--- begin ---
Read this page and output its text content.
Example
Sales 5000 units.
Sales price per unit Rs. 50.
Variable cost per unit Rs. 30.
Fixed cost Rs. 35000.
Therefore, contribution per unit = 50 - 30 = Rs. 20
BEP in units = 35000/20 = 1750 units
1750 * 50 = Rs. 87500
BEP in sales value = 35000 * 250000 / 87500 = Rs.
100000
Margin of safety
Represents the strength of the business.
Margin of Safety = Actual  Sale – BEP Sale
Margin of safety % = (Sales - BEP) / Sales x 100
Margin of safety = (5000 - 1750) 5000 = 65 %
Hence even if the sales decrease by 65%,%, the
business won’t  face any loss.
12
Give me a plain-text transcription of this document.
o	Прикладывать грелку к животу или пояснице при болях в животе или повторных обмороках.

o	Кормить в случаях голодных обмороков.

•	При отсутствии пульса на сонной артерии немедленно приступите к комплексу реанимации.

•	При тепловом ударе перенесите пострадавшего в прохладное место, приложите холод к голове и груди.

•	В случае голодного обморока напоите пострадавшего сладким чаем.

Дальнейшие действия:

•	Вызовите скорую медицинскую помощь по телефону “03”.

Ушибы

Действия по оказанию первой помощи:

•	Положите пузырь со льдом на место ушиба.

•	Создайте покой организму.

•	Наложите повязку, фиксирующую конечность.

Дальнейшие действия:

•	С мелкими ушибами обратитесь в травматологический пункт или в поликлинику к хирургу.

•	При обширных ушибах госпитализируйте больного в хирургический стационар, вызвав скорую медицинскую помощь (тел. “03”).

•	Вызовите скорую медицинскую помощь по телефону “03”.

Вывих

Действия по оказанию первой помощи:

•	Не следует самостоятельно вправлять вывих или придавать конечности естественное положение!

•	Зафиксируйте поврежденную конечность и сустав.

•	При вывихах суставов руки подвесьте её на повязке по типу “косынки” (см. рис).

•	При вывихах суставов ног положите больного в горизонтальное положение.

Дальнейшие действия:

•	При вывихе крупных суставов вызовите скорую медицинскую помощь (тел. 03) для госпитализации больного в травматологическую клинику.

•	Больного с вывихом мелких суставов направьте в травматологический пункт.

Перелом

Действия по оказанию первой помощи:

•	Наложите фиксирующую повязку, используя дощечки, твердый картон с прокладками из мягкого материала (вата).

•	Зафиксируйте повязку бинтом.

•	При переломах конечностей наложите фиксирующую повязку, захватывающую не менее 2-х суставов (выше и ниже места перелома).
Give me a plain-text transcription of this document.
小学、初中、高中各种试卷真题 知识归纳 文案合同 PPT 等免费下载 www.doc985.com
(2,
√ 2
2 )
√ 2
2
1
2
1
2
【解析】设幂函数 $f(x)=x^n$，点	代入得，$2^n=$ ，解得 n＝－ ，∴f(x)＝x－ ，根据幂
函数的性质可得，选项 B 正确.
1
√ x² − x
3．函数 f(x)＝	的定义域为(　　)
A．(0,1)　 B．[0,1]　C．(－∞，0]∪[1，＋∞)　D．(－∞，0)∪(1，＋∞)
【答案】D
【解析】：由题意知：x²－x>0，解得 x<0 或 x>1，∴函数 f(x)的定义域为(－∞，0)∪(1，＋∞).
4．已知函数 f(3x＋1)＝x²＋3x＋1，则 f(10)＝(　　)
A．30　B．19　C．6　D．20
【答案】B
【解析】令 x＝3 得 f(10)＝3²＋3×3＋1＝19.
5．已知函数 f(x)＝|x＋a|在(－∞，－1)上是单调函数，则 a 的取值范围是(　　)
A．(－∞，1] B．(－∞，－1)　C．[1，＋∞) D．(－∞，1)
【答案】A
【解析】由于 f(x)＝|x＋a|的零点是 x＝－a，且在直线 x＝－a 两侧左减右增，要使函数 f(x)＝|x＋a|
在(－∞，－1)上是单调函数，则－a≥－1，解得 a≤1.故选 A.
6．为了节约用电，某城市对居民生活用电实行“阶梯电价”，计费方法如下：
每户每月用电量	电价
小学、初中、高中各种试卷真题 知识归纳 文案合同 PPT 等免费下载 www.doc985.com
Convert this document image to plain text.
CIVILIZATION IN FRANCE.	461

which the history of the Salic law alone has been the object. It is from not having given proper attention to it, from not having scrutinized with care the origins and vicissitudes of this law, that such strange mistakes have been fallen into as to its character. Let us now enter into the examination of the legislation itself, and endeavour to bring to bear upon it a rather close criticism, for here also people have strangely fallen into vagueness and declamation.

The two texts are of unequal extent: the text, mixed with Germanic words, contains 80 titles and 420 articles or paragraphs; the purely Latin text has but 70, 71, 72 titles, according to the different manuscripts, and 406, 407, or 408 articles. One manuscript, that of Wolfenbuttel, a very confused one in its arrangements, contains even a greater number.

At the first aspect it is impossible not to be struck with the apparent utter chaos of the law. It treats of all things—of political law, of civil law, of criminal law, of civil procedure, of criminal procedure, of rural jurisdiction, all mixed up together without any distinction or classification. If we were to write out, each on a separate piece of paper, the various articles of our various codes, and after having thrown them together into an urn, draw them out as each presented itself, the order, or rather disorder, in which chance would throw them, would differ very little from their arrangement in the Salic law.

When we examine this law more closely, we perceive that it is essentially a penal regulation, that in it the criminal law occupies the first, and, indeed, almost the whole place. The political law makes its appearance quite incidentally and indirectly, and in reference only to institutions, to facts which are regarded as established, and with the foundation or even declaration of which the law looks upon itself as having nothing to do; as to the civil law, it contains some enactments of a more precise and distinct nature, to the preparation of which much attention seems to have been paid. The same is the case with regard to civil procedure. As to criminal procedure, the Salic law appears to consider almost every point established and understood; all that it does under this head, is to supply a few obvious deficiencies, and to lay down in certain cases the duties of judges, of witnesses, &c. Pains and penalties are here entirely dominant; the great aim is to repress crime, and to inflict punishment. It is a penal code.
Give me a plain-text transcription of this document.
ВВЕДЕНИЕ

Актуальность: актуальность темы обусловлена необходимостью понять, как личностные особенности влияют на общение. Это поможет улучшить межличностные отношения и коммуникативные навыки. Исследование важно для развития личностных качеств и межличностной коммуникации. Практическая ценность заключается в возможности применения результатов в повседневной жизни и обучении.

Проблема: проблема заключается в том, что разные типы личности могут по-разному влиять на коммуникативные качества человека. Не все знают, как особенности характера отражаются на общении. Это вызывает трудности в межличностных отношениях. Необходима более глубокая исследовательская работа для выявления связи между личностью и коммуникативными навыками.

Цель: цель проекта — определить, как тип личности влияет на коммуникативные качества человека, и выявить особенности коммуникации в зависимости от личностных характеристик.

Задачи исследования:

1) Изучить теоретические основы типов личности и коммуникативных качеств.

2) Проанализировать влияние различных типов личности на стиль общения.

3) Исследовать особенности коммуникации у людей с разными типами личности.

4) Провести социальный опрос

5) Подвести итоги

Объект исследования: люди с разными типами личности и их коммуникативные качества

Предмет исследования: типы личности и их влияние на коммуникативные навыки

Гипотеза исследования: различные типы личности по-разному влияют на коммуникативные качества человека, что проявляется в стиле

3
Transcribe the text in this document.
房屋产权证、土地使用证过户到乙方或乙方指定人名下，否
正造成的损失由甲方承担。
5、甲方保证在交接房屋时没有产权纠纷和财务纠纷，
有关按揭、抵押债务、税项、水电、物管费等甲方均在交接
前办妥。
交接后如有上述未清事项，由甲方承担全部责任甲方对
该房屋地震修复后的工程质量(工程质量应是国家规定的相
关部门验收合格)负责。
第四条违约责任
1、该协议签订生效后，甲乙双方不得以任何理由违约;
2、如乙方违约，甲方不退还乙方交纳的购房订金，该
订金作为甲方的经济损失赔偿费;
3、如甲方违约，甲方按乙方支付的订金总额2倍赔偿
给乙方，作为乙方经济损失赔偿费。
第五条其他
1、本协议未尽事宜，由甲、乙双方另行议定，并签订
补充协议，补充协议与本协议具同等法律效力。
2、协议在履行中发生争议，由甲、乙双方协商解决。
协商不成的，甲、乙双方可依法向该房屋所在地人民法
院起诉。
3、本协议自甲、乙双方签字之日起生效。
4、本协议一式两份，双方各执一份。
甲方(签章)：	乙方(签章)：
--- end ---
■ Exercise prompt ■
For the entries shown above, give the number of lines that include the word "навыки", without any other text.

■ Exercise result ■
2